> SUPPLIED RECORDS
--- start ---
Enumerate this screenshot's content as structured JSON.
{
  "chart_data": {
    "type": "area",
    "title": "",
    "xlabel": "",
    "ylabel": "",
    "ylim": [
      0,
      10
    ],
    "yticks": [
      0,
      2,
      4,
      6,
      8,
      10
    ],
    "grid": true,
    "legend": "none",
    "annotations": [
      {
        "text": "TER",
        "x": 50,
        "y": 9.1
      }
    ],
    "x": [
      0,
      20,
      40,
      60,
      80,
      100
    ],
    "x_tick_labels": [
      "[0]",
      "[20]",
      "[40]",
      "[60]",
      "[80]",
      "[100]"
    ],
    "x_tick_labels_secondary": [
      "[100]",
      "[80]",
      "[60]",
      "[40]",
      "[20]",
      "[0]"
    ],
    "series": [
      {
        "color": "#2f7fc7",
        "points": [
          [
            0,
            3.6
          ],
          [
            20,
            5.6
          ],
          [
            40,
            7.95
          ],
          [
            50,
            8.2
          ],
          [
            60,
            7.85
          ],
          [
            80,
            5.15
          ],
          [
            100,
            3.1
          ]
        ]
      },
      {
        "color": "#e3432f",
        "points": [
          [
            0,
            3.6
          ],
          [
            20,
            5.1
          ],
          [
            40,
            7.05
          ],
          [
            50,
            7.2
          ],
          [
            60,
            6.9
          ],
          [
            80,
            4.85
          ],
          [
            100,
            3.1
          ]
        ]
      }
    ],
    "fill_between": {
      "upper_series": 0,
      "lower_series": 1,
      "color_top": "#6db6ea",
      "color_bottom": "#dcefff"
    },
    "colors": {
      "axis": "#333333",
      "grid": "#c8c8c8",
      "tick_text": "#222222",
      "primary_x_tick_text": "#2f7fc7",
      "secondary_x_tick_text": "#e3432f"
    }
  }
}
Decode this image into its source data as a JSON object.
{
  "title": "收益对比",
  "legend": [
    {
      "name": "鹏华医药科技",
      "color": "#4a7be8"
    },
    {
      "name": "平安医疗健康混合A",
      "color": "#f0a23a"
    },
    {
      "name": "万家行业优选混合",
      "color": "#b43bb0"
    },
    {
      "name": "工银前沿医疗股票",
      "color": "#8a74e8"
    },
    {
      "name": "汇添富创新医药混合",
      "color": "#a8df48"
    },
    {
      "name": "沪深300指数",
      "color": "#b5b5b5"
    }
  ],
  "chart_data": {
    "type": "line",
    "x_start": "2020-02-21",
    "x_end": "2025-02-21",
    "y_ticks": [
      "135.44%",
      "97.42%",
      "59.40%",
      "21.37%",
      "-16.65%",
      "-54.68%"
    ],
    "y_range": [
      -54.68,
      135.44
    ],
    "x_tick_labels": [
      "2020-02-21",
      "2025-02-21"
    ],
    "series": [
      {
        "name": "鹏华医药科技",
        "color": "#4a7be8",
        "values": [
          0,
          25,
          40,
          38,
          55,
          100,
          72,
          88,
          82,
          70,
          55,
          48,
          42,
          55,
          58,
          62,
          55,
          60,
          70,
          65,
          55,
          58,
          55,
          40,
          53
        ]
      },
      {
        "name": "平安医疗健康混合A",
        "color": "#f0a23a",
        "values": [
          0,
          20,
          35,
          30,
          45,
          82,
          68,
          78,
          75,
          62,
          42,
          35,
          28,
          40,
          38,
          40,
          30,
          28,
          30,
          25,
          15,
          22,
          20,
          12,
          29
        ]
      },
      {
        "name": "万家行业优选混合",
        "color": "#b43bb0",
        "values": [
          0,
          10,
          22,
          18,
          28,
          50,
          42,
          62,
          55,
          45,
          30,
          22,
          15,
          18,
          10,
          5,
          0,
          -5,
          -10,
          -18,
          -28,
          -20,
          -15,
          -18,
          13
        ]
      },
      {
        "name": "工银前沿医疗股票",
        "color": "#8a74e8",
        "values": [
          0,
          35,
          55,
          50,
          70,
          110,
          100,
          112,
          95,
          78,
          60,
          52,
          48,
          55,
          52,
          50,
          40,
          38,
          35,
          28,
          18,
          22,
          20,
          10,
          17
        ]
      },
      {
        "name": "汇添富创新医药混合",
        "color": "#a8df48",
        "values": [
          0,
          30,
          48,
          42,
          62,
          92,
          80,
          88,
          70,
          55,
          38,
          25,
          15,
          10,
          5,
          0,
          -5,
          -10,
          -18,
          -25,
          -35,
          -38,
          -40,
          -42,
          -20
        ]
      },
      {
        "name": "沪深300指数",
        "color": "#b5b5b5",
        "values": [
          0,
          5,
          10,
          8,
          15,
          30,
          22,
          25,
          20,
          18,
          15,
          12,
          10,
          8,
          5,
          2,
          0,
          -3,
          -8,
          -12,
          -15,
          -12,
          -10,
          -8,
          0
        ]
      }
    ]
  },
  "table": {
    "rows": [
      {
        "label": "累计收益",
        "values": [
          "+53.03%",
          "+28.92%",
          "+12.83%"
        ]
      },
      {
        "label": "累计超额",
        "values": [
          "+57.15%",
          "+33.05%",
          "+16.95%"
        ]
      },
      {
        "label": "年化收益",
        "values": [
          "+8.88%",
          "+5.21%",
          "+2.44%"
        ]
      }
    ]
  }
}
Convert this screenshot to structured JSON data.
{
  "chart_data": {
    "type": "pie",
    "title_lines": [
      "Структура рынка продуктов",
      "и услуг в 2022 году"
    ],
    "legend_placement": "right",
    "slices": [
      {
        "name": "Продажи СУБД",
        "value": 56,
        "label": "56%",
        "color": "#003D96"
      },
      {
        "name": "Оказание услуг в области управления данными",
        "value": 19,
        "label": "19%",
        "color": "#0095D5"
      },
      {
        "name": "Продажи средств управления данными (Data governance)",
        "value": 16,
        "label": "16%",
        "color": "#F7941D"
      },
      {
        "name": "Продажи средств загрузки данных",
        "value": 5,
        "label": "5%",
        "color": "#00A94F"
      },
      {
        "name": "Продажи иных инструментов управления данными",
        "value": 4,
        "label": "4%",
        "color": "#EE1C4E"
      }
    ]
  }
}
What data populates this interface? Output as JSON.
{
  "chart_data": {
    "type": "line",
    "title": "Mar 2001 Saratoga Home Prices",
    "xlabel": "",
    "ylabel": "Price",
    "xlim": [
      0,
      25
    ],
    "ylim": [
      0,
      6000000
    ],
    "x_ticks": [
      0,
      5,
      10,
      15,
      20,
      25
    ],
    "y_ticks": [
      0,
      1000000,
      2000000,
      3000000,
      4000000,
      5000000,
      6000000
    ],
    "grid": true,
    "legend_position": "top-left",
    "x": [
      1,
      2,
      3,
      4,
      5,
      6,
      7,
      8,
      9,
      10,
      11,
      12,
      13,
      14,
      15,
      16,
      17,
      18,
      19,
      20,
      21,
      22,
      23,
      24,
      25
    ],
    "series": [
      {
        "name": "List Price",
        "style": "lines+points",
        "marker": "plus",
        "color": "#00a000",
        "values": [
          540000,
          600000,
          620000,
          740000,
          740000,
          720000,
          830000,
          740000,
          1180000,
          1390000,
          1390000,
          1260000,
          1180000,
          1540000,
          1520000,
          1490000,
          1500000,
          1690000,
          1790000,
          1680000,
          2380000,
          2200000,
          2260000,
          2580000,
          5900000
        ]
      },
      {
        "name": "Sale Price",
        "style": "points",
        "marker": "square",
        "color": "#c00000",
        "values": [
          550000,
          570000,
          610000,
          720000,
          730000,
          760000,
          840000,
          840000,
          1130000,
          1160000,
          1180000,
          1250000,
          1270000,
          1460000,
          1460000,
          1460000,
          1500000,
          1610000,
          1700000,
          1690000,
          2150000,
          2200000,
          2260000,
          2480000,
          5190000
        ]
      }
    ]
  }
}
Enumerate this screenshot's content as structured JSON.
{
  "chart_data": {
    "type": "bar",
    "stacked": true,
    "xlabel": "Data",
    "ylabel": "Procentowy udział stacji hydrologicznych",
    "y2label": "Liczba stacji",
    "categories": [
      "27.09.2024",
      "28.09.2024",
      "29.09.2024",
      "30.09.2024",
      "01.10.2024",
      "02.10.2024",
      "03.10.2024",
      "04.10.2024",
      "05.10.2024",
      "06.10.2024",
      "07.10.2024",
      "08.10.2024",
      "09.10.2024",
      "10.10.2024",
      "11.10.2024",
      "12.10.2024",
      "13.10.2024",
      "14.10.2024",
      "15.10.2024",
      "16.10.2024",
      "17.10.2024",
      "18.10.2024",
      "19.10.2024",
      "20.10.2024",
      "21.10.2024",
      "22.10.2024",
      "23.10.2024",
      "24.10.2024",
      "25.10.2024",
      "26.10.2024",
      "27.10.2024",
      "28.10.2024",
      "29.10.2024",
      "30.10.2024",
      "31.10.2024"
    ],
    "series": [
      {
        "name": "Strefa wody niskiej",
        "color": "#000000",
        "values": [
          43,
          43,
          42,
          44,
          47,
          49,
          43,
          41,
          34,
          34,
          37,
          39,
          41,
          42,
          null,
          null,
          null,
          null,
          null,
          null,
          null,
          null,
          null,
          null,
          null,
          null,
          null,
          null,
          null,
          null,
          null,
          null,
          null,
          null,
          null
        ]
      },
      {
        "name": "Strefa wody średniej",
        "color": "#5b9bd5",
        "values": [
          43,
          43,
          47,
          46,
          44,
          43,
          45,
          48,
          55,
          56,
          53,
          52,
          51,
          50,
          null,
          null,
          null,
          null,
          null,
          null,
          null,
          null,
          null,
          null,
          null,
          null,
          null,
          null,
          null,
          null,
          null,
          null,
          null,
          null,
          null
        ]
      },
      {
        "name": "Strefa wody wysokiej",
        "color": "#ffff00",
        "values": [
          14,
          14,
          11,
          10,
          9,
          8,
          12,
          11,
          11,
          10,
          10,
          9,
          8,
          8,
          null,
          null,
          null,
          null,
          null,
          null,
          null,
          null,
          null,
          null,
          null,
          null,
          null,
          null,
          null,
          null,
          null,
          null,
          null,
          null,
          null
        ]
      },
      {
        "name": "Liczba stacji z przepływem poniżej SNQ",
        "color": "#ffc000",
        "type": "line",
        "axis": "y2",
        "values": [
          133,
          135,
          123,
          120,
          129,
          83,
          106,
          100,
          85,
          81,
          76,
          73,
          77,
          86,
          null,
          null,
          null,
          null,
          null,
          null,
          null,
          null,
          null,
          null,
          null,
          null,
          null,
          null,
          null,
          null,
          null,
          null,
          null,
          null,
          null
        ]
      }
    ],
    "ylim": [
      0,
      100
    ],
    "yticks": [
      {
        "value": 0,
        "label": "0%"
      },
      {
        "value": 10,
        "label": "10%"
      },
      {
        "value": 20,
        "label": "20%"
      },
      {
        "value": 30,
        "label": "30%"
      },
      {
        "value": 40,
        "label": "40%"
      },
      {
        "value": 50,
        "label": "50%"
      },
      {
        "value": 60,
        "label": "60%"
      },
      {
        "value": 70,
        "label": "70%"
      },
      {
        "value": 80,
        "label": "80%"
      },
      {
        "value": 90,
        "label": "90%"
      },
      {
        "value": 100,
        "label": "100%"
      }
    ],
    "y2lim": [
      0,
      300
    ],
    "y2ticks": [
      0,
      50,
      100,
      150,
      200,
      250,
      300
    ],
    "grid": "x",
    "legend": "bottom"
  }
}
--- end ---
> STATED TASK
The required output is the number of lines containing the word "grid", and nothing besides.

> SOLVED EXERCISE
4